PROBLEM: Write out every line below that includes the word "value".

(A run of records)

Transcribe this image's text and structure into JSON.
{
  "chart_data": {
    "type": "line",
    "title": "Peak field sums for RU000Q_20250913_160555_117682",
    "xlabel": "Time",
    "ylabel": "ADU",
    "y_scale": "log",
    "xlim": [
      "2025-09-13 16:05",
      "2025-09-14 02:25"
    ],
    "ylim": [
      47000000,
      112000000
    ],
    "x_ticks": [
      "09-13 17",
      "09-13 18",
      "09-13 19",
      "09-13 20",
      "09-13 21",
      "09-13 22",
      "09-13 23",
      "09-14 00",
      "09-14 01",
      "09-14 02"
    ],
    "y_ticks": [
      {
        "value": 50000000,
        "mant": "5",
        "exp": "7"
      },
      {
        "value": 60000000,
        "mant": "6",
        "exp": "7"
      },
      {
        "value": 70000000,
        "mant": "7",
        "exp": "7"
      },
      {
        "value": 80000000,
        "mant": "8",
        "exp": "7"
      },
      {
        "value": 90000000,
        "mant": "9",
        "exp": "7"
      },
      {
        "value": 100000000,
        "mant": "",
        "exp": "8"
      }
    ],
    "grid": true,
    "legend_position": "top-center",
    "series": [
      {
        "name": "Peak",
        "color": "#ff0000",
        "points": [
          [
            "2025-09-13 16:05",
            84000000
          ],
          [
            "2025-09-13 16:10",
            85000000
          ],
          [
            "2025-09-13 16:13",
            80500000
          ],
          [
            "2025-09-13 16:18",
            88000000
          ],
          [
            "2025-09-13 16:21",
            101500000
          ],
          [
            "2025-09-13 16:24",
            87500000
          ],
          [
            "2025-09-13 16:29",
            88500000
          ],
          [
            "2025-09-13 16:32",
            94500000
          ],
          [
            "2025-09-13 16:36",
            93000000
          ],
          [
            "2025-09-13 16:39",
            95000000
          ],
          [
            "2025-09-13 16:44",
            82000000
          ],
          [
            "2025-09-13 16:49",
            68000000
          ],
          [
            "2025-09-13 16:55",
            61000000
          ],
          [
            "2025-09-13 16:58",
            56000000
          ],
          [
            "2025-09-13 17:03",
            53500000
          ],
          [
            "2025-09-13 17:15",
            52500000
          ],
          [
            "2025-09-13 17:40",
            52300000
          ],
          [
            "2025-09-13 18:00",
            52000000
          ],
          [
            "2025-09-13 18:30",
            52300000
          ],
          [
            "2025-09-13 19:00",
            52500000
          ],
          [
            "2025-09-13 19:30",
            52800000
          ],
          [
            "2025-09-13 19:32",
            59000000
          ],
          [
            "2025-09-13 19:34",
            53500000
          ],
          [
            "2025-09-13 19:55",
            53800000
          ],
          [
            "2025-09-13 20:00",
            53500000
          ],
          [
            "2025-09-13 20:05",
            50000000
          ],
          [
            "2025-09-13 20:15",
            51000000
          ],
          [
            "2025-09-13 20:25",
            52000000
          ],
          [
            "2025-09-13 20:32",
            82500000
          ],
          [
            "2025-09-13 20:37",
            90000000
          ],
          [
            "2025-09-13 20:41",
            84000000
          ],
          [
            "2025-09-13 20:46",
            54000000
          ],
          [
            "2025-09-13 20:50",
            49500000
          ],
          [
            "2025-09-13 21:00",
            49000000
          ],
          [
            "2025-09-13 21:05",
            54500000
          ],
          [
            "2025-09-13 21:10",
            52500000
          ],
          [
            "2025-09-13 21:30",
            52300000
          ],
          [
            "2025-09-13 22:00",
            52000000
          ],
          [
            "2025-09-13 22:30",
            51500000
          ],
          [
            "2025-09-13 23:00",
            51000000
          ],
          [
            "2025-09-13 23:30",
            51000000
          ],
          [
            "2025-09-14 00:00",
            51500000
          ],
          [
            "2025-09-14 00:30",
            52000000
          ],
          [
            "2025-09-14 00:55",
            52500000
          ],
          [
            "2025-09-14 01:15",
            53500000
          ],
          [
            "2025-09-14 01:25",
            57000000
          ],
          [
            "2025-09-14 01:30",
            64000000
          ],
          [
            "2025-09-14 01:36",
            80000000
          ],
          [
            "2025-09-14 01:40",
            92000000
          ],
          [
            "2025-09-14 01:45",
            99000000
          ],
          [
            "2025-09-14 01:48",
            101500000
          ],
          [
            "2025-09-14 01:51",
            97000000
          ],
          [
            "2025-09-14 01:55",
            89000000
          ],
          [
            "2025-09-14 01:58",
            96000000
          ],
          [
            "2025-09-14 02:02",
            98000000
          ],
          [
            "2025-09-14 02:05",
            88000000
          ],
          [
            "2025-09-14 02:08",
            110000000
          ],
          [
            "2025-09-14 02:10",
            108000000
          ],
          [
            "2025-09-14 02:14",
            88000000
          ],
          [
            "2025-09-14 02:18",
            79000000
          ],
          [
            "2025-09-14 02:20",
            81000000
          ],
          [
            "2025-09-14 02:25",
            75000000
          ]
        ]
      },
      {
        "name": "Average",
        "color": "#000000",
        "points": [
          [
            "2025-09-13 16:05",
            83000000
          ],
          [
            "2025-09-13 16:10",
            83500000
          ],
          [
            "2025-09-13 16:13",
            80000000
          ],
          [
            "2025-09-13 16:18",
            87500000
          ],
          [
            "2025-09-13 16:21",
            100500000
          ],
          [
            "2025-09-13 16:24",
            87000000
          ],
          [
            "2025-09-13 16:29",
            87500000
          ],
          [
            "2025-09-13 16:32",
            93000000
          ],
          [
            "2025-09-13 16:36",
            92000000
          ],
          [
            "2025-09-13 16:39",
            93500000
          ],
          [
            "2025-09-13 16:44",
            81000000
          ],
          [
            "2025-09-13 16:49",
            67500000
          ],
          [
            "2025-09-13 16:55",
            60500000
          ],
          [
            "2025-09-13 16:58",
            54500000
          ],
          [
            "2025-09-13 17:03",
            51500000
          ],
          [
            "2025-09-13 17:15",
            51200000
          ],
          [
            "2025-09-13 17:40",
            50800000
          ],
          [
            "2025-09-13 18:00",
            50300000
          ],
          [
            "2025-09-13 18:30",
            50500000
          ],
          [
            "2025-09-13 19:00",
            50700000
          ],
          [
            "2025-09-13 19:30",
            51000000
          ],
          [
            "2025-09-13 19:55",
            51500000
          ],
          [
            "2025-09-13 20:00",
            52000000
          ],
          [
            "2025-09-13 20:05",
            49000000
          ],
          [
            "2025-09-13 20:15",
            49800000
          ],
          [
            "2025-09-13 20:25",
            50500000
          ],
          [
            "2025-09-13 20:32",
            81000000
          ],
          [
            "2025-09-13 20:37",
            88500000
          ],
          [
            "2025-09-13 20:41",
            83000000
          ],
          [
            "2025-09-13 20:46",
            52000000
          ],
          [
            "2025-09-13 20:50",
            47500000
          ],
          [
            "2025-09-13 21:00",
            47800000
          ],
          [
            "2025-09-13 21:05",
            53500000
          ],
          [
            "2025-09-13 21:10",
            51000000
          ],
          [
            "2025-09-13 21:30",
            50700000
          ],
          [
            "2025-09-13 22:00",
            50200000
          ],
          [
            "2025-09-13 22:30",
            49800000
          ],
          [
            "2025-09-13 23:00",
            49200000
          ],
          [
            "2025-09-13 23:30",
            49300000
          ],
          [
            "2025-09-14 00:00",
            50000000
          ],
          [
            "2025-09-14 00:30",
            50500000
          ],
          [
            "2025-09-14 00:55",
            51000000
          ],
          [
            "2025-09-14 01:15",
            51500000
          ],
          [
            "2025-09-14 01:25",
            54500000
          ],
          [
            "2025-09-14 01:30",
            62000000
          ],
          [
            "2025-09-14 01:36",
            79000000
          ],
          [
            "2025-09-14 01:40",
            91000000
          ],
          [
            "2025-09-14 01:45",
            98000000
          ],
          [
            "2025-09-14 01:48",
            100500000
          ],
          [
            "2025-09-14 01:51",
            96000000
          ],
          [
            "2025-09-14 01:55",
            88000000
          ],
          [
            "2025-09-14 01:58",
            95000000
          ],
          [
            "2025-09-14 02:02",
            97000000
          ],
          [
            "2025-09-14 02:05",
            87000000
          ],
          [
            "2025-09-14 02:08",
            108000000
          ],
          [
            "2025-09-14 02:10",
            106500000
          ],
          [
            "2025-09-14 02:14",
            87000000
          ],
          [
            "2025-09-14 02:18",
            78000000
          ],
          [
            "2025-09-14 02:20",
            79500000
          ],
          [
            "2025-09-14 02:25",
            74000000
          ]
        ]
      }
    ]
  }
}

EXERCISE SOLUTION:
        "value": 50000000,
        "value": 60000000,
        "value": 70000000,
        "value": 80000000,
        "value": 90000000,
        "value": 100000000,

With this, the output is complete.